-- start --

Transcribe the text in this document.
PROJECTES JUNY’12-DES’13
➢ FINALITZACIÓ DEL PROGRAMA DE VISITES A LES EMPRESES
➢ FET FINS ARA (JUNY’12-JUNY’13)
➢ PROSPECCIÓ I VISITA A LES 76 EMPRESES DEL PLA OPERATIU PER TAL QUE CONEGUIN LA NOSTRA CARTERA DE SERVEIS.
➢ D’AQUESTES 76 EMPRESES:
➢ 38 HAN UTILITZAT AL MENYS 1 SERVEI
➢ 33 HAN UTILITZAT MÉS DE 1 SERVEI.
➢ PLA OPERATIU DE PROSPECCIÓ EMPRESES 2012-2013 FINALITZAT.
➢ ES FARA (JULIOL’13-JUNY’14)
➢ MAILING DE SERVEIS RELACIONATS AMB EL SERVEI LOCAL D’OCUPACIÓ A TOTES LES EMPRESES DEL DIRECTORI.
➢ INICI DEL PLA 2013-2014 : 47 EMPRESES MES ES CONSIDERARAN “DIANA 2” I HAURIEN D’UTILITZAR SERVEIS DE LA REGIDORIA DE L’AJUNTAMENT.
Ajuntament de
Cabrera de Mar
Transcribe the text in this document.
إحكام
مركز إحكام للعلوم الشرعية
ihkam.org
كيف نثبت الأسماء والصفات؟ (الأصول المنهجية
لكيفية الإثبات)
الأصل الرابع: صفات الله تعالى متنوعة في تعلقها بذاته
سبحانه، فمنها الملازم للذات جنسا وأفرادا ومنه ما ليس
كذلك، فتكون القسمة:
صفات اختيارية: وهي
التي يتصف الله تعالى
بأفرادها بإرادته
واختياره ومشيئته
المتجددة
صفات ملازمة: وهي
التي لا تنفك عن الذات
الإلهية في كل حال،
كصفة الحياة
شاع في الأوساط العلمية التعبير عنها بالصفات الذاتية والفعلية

-- end --

What you have to do
Every line of the data above should be copied exactly.

Task answer
Transcribe the text in this document.
PROJECTES JUNY’12-DES’13
➢ FINALITZACIÓ DEL PROGRAMA DE VISITES A LES EMPRESES
➢ FET FINS ARA (JUNY’12-JUNY’13)
➢ PROSPECCIÓ I VISITA A LES 76 EMPRESES DEL PLA OPERATIU PER TAL QUE CONEGUIN LA NOSTRA CARTERA DE SERVEIS.
➢ D’AQUESTES 76 EMPRESES:
➢ 38 HAN UTILITZAT AL MENYS 1 SERVEI
➢ 33 HAN UTILITZAT MÉS DE 1 SERVEI.
➢ PLA OPERATIU DE PROSPECCIÓ EMPRESES 2012-2013 FINALITZAT.
➢ ES FARA (JULIOL’13-JUNY’14)
➢ MAILING DE SERVEIS RELACIONATS AMB EL SERVEI LOCAL D’OCUPACIÓ A TOTES LES EMPRESES DEL DIRECTORI.
➢ INICI DEL PLA 2013-2014 : 47 EMPRESES MES ES CONSIDERARAN “DIANA 2” I HAURIEN D’UTILITZAR SERVEIS DE LA REGIDORIA DE L’AJUNTAMENT.
Ajuntament de
Cabrera de Mar
Transcribe the text in this document.
إحكام
مركز إحكام للعلوم الشرعية
ihkam.org
كيف نثبت الأسماء والصفات؟ (الأصول المنهجية
لكيفية الإثبات)
الأصل الرابع: صفات الله تعالى متنوعة في تعلقها بذاته
سبحانه، فمنها الملازم للذات جنسا وأفرادا ومنه ما ليس
كذلك، فتكون القسمة:
صفات اختيارية: وهي
التي يتصف الله تعالى
بأفرادها بإرادته
واختياره ومشيئته
المتجددة
صفات ملازمة: وهي
التي لا تنفك عن الذات
الإلهية في كل حال،
كصفة الحياة
شاع في الأوساط العلمية التعبير عنها بالصفات الذاتية والفعلية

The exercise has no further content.